◆ REQUIRED WORK: Write every record out again exactly as given.

◆ Data records:
= = = = =

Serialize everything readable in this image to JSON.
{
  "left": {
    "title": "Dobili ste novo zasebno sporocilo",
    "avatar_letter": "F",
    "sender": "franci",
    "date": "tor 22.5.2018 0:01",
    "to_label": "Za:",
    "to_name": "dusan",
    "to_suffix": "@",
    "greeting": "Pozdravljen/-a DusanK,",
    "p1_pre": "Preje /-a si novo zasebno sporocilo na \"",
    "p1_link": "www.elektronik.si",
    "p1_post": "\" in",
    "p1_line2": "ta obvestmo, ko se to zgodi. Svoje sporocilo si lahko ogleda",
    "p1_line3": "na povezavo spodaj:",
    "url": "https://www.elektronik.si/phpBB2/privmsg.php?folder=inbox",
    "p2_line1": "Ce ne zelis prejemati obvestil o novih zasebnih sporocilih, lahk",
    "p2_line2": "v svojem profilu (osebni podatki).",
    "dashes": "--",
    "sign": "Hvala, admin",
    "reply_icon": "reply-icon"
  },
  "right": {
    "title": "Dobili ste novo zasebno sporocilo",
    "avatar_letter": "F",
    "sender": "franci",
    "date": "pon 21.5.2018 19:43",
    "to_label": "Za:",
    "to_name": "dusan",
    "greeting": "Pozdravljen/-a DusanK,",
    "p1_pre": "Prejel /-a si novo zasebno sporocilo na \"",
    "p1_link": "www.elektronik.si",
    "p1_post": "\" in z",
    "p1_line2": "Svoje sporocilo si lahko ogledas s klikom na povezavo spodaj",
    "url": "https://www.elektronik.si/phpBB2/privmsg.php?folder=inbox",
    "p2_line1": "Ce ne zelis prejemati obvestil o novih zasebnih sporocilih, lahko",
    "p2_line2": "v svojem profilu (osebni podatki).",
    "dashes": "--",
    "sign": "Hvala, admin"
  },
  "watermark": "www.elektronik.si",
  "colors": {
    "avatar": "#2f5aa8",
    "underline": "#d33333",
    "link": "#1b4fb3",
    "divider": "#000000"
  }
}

= = = = =

◆ COMPLETE OUTPUT:
Serialize everything readable in this image to JSON.
{
  "left": {
    "title": "Dobili ste novo zasebno sporocilo",
    "avatar_letter": "F",
    "sender": "franci",
    "date": "tor 22.5.2018 0:01",
    "to_label": "Za:",
    "to_name": "dusan",
    "to_suffix": "@",
    "greeting": "Pozdravljen/-a DusanK,",
    "p1_pre": "Preje /-a si novo zasebno sporocilo na \"",
    "p1_link": "www.elektronik.si",
    "p1_post": "\" in",
    "p1_line2": "ta obvestmo, ko se to zgodi. Svoje sporocilo si lahko ogleda",
    "p1_line3": "na povezavo spodaj:",
    "url": "https://www.elektronik.si/phpBB2/privmsg.php?folder=inbox",
    "p2_line1": "Ce ne zelis prejemati obvestil o novih zasebnih sporocilih, lahk",
    "p2_line2": "v svojem profilu (osebni podatki).",
    "dashes": "--",
    "sign": "Hvala, admin",
    "reply_icon": "reply-icon"
  },
  "right": {
    "title": "Dobili ste novo zasebno sporocilo",
    "avatar_letter": "F",
    "sender": "franci",
    "date": "pon 21.5.2018 19:43",
    "to_label": "Za:",
    "to_name": "dusan",
    "greeting": "Pozdravljen/-a DusanK,",
    "p1_pre": "Prejel /-a si novo zasebno sporocilo na \"",
    "p1_link": "www.elektronik.si",
    "p1_post": "\" in z",
    "p1_line2": "Svoje sporocilo si lahko ogledas s klikom na povezavo spodaj",
    "url": "https://www.elektronik.si/phpBB2/privmsg.php?folder=inbox",
    "p2_line1": "Ce ne zelis prejemati obvestil o novih zasebnih sporocilih, lahko",
    "p2_line2": "v svojem profilu (osebni podatki).",
    "dashes": "--",
    "sign": "Hvala, admin"
  },
  "watermark": "www.elektronik.si",
  "colors": {
    "avatar": "#2f5aa8",
    "underline": "#d33333",
    "link": "#1b4fb3",
    "divider": "#000000"
  }
}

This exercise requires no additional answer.